**Data for the task**

↓↓↓

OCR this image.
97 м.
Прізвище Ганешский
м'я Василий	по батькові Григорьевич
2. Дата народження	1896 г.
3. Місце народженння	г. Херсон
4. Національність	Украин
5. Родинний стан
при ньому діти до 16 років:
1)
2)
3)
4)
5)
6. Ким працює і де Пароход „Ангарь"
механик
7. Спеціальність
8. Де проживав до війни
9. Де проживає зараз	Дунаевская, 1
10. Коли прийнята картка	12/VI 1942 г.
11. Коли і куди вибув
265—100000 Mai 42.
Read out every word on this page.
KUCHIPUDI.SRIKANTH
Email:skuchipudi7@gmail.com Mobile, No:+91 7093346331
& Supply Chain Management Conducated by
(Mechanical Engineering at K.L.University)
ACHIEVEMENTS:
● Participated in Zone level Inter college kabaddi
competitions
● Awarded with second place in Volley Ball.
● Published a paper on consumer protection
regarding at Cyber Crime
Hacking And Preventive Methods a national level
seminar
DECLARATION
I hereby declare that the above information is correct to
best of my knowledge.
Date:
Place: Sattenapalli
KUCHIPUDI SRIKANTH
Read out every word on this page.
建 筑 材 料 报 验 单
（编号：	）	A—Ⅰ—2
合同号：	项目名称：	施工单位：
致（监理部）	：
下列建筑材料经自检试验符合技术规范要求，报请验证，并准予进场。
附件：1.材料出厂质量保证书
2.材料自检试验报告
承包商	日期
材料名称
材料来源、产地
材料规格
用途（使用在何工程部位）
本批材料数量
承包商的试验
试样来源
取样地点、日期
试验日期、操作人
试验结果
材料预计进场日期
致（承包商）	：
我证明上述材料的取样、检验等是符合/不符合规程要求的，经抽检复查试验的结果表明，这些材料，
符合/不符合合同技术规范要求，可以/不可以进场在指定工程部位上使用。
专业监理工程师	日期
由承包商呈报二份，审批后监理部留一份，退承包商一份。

↑↑↑

**Written problem**
Your task is to return the full listing exactly as it was given.

**Final result**
OCR this image.
97 м.
Прізвище Ганешский
м'я Василий	по батькові Григорьевич
2. Дата народження	1896 г.
3. Місце народженння	г. Херсон
4. Національність	Украин
5. Родинний стан
при ньому діти до 16 років:
1)
2)
3)
4)
5)
6. Ким працює і де Пароход „Ангарь"
механик
7. Спеціальність
8. Де проживав до війни
9. Де проживає зараз	Дунаевская, 1
10. Коли прийнята картка	12/VI 1942 г.
11. Коли і куди вибув
265—100000 Mai 42.
Read out every word on this page.
KUCHIPUDI.SRIKANTH
Email:skuchipudi7@gmail.com Mobile, No:+91 7093346331
& Supply Chain Management Conducated by
(Mechanical Engineering at K.L.University)
ACHIEVEMENTS:
● Participated in Zone level Inter college kabaddi
competitions
● Awarded with second place in Volley Ball.
● Published a paper on consumer protection
regarding at Cyber Crime
Hacking And Preventive Methods a national level
seminar
DECLARATION
I hereby declare that the above information is correct to
best of my knowledge.
Date:
Place: Sattenapalli
KUCHIPUDI SRIKANTH
Read out every word on this page.
建 筑 材 料 报 验 单
（编号：	）	A—Ⅰ—2
合同号：	项目名称：	施工单位：
致（监理部）	：
下列建筑材料经自检试验符合技术规范要求，报请验证，并准予进场。
附件：1.材料出厂质量保证书
2.材料自检试验报告
承包商	日期
材料名称
材料来源、产地
材料规格
用途（使用在何工程部位）
本批材料数量
承包商的试验
试样来源
取样地点、日期
试验日期、操作人
试验结果
材料预计进场日期
致（承包商）	：
我证明上述材料的取样、检验等是符合/不符合规程要求的，经抽检复查试验的结果表明，这些材料，
符合/不符合合同技术规范要求，可以/不可以进场在指定工程部位上使用。
专业监理工程师	日期
由承包商呈报二份，审批后监理部留一份，退承包商一份。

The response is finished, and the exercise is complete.